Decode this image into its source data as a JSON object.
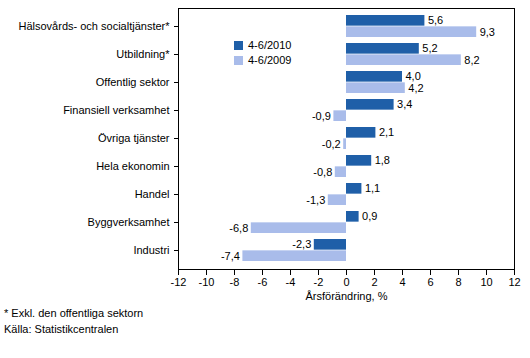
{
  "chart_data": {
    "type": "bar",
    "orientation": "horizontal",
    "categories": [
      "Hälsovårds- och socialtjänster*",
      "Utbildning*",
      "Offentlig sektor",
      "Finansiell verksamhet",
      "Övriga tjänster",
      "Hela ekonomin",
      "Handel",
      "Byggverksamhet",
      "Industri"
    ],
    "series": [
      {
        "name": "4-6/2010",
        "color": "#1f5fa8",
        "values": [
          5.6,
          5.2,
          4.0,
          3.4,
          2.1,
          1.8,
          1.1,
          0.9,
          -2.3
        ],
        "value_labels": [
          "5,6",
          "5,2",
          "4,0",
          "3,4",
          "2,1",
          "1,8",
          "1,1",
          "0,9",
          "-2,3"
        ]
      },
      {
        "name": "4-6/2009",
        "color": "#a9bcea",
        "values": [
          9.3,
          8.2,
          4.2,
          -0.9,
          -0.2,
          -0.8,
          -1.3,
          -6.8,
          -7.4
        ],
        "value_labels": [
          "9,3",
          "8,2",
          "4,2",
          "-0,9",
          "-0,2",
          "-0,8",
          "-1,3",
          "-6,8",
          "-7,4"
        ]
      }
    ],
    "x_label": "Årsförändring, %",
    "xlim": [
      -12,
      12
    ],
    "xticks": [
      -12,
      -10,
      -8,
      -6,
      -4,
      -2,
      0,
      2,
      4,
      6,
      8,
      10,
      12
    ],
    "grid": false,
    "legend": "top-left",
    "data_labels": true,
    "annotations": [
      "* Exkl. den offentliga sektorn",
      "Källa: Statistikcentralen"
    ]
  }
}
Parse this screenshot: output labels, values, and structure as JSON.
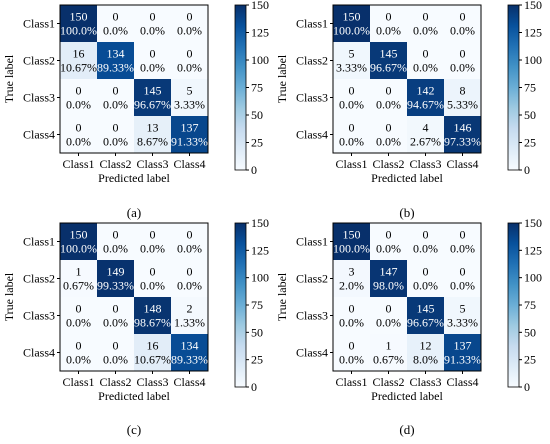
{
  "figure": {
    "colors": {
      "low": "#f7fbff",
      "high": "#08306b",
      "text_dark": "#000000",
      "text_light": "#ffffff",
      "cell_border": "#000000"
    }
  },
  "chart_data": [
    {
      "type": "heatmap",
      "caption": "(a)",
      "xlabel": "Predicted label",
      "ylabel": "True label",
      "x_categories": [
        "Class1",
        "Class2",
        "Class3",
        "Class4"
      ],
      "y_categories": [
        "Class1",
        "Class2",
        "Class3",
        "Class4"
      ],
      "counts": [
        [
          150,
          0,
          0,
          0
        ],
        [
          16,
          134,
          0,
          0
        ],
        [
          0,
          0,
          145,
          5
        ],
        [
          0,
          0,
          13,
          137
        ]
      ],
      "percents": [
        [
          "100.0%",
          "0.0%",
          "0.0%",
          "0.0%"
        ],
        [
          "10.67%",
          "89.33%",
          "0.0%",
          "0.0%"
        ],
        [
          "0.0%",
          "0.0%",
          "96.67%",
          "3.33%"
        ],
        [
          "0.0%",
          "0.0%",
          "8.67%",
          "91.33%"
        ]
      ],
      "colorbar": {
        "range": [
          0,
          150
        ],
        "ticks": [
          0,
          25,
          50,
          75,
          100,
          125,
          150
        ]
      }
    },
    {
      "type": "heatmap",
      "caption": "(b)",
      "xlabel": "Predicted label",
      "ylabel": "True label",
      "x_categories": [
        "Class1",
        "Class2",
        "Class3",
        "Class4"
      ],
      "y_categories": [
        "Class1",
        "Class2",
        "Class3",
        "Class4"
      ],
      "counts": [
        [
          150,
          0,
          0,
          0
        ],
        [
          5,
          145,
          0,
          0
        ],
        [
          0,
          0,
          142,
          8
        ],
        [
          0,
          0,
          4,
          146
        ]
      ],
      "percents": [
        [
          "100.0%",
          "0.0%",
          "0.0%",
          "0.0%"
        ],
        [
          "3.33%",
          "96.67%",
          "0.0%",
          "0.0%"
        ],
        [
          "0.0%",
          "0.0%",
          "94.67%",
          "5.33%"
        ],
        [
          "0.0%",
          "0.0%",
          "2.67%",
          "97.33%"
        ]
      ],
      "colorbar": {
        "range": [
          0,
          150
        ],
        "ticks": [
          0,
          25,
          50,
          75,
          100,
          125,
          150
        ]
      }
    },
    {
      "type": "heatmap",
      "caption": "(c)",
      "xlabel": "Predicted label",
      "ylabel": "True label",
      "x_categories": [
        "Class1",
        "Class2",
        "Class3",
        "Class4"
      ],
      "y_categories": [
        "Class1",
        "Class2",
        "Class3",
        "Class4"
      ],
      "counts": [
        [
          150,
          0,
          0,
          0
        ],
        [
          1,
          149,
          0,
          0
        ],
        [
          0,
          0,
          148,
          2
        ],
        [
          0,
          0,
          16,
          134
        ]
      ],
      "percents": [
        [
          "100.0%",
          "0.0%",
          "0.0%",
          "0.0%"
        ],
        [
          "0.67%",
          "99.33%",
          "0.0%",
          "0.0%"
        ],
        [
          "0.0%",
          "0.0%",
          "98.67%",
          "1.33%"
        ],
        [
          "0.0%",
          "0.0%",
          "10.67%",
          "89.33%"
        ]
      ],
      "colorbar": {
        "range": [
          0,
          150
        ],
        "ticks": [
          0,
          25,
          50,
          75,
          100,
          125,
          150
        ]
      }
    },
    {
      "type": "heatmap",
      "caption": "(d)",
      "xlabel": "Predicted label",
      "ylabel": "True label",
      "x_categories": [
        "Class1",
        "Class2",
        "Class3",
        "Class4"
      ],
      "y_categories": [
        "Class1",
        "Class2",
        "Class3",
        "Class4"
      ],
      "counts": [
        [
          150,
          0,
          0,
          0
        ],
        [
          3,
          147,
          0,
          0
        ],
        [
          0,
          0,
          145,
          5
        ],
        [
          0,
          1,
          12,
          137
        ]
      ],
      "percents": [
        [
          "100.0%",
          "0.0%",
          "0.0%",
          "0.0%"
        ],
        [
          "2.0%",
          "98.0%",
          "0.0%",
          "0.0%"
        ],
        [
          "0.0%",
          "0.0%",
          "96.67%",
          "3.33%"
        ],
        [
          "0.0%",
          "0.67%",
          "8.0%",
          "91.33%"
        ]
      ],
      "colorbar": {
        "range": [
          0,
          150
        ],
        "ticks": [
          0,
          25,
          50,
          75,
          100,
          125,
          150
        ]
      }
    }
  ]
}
-.-.-
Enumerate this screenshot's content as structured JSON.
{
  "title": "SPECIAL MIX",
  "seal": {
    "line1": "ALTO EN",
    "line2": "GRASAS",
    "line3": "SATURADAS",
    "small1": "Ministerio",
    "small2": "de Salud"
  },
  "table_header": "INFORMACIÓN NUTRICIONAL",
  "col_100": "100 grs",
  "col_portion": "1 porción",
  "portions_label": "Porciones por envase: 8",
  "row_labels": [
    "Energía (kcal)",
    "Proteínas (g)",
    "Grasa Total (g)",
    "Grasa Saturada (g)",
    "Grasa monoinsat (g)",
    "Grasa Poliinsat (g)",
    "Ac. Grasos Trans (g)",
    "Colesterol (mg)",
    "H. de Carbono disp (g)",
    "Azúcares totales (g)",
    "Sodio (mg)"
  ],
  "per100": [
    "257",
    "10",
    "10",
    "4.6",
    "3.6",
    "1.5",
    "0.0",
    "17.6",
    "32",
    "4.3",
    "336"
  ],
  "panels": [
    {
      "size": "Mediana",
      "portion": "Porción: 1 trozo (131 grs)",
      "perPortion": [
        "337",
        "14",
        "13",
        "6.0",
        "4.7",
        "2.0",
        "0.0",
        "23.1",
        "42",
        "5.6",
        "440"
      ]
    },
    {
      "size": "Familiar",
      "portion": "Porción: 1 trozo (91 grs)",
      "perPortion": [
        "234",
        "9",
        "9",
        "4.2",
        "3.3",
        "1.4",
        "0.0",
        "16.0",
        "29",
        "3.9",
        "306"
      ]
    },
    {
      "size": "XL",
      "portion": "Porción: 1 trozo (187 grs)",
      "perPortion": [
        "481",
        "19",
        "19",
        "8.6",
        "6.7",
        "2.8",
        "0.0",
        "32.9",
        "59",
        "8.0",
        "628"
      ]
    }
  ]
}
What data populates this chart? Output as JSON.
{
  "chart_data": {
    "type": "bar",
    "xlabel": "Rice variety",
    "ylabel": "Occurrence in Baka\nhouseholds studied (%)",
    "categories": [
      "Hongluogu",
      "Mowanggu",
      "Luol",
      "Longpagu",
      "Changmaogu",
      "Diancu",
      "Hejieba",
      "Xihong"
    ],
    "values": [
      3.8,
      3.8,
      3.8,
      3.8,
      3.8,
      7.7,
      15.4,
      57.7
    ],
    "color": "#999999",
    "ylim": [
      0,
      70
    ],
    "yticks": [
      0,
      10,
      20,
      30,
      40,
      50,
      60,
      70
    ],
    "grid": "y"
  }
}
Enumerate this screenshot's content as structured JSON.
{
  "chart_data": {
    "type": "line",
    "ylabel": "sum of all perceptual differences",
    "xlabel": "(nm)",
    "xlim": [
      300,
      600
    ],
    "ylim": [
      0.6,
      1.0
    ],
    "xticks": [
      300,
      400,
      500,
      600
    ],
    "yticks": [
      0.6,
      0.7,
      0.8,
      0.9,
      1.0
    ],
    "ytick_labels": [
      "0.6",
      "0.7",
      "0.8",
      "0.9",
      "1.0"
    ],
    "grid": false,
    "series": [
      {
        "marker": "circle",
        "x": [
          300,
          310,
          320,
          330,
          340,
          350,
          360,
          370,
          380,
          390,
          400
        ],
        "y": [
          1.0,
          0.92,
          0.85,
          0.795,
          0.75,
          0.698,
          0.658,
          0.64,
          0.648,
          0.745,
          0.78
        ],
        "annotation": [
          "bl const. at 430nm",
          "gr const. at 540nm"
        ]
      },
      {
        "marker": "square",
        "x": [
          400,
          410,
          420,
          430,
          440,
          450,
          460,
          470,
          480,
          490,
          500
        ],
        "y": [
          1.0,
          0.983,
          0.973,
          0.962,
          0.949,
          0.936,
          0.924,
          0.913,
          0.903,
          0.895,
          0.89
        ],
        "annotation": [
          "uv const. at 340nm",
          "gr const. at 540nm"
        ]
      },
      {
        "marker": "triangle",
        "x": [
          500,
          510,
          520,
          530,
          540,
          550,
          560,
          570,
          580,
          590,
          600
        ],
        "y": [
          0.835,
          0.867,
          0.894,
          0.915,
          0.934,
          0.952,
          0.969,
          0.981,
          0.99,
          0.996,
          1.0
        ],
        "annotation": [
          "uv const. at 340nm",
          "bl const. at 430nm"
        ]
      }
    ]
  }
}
-.-.-
### TASK INSTRUCTIONS
Give only the number of lines in the data that hold the word "trozo".

### FINAL RESULT
3